Stored data
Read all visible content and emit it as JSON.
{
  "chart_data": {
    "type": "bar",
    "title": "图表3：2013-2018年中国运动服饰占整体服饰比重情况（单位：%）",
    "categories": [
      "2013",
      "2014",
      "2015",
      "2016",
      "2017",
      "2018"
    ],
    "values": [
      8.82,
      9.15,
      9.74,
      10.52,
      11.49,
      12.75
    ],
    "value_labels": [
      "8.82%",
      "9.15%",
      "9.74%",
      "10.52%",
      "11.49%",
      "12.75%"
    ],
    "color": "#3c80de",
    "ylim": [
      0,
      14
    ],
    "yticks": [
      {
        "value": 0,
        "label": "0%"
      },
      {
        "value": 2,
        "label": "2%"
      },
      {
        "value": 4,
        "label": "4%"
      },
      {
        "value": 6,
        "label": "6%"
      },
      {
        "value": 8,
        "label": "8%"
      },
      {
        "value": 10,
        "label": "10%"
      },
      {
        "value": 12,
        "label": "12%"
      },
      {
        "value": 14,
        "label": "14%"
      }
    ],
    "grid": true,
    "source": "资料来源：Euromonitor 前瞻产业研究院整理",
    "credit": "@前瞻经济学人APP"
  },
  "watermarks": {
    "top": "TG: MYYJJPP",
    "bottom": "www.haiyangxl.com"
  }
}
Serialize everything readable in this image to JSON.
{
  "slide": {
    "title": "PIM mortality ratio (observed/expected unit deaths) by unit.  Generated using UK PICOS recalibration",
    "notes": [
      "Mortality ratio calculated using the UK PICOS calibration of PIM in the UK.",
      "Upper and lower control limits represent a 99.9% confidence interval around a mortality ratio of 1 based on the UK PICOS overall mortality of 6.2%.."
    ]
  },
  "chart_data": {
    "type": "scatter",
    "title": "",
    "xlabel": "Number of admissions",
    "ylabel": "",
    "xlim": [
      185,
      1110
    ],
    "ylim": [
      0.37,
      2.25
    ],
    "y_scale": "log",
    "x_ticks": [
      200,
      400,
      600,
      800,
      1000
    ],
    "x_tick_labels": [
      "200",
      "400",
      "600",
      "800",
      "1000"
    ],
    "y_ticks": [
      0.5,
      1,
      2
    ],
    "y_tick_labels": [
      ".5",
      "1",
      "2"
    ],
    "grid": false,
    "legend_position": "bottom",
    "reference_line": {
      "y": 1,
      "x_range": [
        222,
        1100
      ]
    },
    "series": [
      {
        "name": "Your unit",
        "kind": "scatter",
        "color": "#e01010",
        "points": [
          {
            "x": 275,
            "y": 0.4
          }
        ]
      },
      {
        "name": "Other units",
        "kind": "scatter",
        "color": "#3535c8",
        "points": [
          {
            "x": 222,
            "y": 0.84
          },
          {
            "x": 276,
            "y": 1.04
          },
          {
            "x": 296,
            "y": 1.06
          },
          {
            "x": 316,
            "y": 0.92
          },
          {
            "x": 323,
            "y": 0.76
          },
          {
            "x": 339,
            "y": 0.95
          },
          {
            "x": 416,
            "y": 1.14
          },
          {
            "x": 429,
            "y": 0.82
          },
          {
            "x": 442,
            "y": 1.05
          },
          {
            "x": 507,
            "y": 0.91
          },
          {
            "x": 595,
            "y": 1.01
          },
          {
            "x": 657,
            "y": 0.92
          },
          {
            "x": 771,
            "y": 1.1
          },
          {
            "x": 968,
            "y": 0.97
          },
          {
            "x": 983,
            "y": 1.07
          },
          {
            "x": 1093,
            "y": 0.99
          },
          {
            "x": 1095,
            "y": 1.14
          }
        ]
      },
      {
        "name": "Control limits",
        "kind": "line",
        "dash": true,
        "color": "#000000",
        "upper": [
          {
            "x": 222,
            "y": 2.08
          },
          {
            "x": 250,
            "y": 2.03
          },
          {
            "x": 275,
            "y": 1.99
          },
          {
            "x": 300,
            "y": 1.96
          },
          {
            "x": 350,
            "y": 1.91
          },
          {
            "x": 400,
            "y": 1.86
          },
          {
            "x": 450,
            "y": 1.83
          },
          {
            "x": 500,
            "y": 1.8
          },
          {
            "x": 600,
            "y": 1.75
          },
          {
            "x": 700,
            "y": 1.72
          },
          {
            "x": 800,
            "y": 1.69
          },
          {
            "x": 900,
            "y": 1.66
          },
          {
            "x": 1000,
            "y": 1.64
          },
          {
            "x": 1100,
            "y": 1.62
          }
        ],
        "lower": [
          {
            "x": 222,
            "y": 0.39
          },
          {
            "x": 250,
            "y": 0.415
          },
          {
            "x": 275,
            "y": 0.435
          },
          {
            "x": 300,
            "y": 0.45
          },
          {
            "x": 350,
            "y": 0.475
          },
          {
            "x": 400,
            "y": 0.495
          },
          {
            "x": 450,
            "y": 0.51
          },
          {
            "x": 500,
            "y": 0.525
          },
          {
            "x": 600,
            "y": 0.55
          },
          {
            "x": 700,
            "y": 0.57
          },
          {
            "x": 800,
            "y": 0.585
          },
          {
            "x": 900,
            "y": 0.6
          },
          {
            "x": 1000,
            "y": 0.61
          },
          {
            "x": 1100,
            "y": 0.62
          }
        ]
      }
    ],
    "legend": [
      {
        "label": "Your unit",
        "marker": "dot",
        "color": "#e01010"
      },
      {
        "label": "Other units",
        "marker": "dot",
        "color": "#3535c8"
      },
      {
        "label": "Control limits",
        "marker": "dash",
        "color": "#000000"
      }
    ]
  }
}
---
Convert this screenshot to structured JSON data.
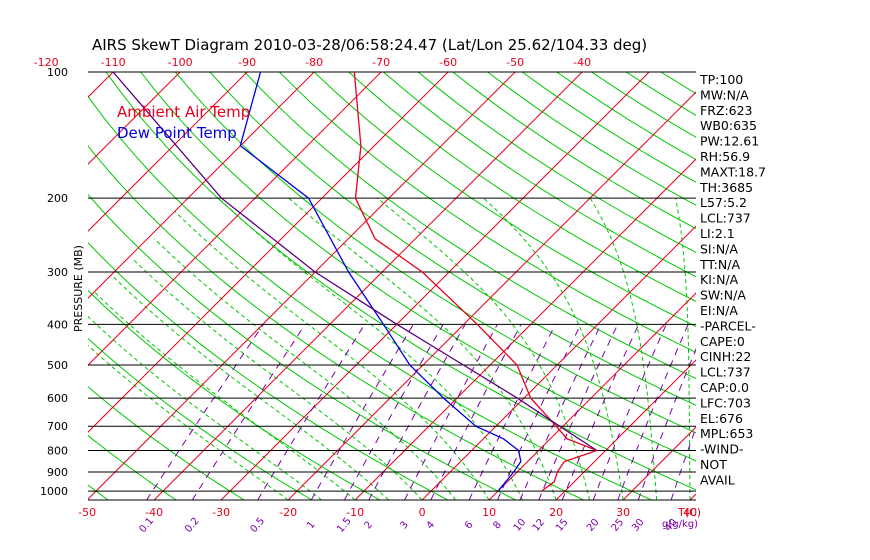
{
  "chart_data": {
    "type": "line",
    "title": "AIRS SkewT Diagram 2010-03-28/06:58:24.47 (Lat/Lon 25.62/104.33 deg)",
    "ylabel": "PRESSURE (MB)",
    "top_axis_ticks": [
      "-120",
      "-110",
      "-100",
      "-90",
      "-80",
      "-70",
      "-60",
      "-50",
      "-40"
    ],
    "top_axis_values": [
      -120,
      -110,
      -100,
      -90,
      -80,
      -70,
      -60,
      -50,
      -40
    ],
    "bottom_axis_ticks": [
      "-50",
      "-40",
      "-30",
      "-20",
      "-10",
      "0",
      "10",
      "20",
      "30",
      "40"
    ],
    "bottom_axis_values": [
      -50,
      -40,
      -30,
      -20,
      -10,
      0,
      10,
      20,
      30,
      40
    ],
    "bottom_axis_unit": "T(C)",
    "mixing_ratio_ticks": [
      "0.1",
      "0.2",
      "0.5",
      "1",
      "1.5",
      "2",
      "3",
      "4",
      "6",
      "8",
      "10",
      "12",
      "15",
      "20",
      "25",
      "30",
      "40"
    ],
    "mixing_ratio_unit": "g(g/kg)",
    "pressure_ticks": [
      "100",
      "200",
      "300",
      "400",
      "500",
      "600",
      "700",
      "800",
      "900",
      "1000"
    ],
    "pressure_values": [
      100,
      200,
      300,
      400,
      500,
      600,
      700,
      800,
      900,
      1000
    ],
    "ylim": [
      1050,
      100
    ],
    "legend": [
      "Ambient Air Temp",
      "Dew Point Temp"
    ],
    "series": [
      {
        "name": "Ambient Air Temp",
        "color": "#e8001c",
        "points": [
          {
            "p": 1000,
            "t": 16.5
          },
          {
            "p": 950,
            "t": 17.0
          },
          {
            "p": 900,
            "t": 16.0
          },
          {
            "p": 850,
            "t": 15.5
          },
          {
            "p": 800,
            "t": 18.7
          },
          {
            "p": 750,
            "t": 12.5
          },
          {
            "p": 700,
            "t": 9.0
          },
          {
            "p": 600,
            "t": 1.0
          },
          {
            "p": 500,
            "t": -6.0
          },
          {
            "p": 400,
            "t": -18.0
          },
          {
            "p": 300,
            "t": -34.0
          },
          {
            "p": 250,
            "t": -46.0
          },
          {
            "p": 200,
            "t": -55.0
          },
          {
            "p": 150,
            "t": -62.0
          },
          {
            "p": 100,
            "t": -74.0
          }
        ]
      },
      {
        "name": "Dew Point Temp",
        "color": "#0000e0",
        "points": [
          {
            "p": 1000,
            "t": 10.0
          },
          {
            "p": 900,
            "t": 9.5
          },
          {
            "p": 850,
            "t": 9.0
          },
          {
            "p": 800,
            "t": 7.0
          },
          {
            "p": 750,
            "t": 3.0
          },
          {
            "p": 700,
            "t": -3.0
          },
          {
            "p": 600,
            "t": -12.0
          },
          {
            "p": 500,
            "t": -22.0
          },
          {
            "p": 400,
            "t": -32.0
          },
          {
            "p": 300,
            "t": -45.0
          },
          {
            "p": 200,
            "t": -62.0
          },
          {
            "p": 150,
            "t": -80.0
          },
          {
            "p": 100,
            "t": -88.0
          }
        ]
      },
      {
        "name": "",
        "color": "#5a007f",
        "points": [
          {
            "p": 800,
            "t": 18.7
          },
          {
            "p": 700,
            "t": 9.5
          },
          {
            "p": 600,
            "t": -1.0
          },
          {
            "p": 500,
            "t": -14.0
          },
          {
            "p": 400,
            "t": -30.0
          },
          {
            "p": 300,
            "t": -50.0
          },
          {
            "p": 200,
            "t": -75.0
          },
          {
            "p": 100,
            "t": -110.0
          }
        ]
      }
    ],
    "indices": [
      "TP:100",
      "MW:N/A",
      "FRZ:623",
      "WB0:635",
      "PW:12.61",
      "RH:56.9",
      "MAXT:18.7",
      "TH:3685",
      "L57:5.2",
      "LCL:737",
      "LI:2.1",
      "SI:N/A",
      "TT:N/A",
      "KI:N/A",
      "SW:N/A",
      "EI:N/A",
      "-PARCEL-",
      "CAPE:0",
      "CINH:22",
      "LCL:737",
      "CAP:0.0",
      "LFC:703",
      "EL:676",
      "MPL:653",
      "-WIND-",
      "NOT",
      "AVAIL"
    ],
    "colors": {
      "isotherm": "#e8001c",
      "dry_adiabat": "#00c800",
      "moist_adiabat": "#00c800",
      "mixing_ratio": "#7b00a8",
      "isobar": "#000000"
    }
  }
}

What is required
Collect every line above that contains the word "Temp".

Worked solution
      "Ambient Air Temp",
      "Dew Point Temp"
        "name": "Ambient Air Temp",
        "name": "Dew Point Temp",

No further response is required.